> _What the exercise asks_: Would you set down every entry shown below, precisely as written?

> _Records from a data collection_:
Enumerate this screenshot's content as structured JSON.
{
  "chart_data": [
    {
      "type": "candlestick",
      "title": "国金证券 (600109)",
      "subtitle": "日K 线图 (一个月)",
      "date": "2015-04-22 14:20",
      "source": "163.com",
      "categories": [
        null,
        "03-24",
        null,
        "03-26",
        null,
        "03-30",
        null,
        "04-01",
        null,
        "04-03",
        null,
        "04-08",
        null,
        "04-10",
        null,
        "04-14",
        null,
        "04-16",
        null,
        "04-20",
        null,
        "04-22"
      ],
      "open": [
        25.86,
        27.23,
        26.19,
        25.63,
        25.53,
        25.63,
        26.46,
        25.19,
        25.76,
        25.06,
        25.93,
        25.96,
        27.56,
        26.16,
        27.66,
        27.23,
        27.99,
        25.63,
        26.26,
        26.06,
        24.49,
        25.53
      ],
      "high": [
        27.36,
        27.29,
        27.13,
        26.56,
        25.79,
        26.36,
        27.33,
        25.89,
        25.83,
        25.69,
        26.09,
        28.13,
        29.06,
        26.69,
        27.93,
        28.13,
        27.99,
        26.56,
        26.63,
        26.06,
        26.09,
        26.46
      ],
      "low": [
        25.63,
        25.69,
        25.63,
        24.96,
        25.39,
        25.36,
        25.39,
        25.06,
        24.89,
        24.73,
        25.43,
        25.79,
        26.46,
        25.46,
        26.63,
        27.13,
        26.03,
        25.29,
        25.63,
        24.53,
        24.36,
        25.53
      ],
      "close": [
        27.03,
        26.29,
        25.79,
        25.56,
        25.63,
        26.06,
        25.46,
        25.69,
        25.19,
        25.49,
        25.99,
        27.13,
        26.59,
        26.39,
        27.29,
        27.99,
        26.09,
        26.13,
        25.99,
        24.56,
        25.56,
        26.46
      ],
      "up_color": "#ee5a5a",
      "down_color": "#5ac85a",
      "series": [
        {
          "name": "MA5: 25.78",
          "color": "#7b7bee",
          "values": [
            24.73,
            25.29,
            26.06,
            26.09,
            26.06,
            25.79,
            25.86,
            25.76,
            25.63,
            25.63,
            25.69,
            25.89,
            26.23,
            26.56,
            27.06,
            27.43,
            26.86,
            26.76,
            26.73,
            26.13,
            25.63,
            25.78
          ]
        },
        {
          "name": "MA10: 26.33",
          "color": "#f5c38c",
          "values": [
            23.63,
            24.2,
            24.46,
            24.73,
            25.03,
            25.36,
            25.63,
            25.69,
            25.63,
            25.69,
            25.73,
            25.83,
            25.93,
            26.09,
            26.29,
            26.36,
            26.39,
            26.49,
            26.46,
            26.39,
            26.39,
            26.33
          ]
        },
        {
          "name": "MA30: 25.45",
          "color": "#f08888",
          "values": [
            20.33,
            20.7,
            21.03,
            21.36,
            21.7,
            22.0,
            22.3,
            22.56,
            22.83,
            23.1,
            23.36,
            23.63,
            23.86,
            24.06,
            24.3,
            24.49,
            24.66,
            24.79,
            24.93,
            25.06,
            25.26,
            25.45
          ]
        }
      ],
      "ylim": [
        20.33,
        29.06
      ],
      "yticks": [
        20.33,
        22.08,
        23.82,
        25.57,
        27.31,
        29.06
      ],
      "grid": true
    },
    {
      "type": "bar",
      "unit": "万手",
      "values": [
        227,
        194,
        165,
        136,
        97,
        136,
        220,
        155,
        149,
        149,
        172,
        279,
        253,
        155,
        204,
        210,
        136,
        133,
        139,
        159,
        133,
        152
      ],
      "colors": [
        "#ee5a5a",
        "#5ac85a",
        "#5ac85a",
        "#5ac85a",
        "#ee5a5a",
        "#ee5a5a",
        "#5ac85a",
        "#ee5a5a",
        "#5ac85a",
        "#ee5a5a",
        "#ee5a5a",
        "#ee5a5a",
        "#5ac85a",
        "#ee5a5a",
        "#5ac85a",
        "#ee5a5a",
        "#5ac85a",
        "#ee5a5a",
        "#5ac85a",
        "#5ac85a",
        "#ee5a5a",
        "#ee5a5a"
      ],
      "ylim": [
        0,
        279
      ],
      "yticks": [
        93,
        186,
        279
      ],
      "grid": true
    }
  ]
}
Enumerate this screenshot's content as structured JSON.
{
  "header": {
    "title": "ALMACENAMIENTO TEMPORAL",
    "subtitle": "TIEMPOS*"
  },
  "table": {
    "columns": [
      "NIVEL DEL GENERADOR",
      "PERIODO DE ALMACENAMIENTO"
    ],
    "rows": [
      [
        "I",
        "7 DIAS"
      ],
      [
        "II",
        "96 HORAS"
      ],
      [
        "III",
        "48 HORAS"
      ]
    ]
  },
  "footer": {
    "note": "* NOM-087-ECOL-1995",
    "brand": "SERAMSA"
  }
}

> _Task solution_:
Enumerate this screenshot's content as structured JSON.
{
  "chart_data": [
    {
      "type": "candlestick",
      "title": "国金证券 (600109)",
      "subtitle": "日K 线图 (一个月)",
      "date": "2015-04-22 14:20",
      "source": "163.com",
      "categories": [
        null,
        "03-24",
        null,
        "03-26",
        null,
        "03-30",
        null,
        "04-01",
        null,
        "04-03",
        null,
        "04-08",
        null,
        "04-10",
        null,
        "04-14",
        null,
        "04-16",
        null,
        "04-20",
        null,
        "04-22"
      ],
      "open": [
        25.86,
        27.23,
        26.19,
        25.63,
        25.53,
        25.63,
        26.46,
        25.19,
        25.76,
        25.06,
        25.93,
        25.96,
        27.56,
        26.16,
        27.66,
        27.23,
        27.99,
        25.63,
        26.26,
        26.06,
        24.49,
        25.53
      ],
      "high": [
        27.36,
        27.29,
        27.13,
        26.56,
        25.79,
        26.36,
        27.33,
        25.89,
        25.83,
        25.69,
        26.09,
        28.13,
        29.06,
        26.69,
        27.93,
        28.13,
        27.99,
        26.56,
        26.63,
        26.06,
        26.09,
        26.46
      ],
      "low": [
        25.63,
        25.69,
        25.63,
        24.96,
        25.39,
        25.36,
        25.39,
        25.06,
        24.89,
        24.73,
        25.43,
        25.79,
        26.46,
        25.46,
        26.63,
        27.13,
        26.03,
        25.29,
        25.63,
        24.53,
        24.36,
        25.53
      ],
      "close": [
        27.03,
        26.29,
        25.79,
        25.56,
        25.63,
        26.06,
        25.46,
        25.69,
        25.19,
        25.49,
        25.99,
        27.13,
        26.59,
        26.39,
        27.29,
        27.99,
        26.09,
        26.13,
        25.99,
        24.56,
        25.56,
        26.46
      ],
      "up_color": "#ee5a5a",
      "down_color": "#5ac85a",
      "series": [
        {
          "name": "MA5: 25.78",
          "color": "#7b7bee",
          "values": [
            24.73,
            25.29,
            26.06,
            26.09,
            26.06,
            25.79,
            25.86,
            25.76,
            25.63,
            25.63,
            25.69,
            25.89,
            26.23,
            26.56,
            27.06,
            27.43,
            26.86,
            26.76,
            26.73,
            26.13,
            25.63,
            25.78
          ]
        },
        {
          "name": "MA10: 26.33",
          "color": "#f5c38c",
          "values": [
            23.63,
            24.2,
            24.46,
            24.73,
            25.03,
            25.36,
            25.63,
            25.69,
            25.63,
            25.69,
            25.73,
            25.83,
            25.93,
            26.09,
            26.29,
            26.36,
            26.39,
            26.49,
            26.46,
            26.39,
            26.39,
            26.33
          ]
        },
        {
          "name": "MA30: 25.45",
          "color": "#f08888",
          "values": [
            20.33,
            20.7,
            21.03,
            21.36,
            21.7,
            22.0,
            22.3,
            22.56,
            22.83,
            23.1,
            23.36,
            23.63,
            23.86,
            24.06,
            24.3,
            24.49,
            24.66,
            24.79,
            24.93,
            25.06,
            25.26,
            25.45
          ]
        }
      ],
      "ylim": [
        20.33,
        29.06
      ],
      "yticks": [
        20.33,
        22.08,
        23.82,
        25.57,
        27.31,
        29.06
      ],
      "grid": true
    },
    {
      "type": "bar",
      "unit": "万手",
      "values": [
        227,
        194,
        165,
        136,
        97,
        136,
        220,
        155,
        149,
        149,
        172,
        279,
        253,
        155,
        204,
        210,
        136,
        133,
        139,
        159,
        133,
        152
      ],
      "colors": [
        "#ee5a5a",
        "#5ac85a",
        "#5ac85a",
        "#5ac85a",
        "#ee5a5a",
        "#ee5a5a",
        "#5ac85a",
        "#ee5a5a",
        "#5ac85a",
        "#ee5a5a",
        "#ee5a5a",
        "#ee5a5a",
        "#5ac85a",
        "#ee5a5a",
        "#5ac85a",
        "#ee5a5a",
        "#5ac85a",
        "#ee5a5a",
        "#5ac85a",
        "#5ac85a",
        "#ee5a5a",
        "#ee5a5a"
      ],
      "ylim": [
        0,
        279
      ],
      "yticks": [
        93,
        186,
        279
      ],
      "grid": true
    }
  ]
}
Enumerate this screenshot's content as structured JSON.
{
  "header": {
    "title": "ALMACENAMIENTO TEMPORAL",
    "subtitle": "TIEMPOS*"
  },
  "table": {
    "columns": [
      "NIVEL DEL GENERADOR",
      "PERIODO DE ALMACENAMIENTO"
    ],
    "rows": [
      [
        "I",
        "7 DIAS"
      ],
      [
        "II",
        "96 HORAS"
      ],
      [
        "III",
        "48 HORAS"
      ]
    ]
  },
  "footer": {
    "note": "* NOM-087-ECOL-1995",
    "brand": "SERAMSA"
  }
}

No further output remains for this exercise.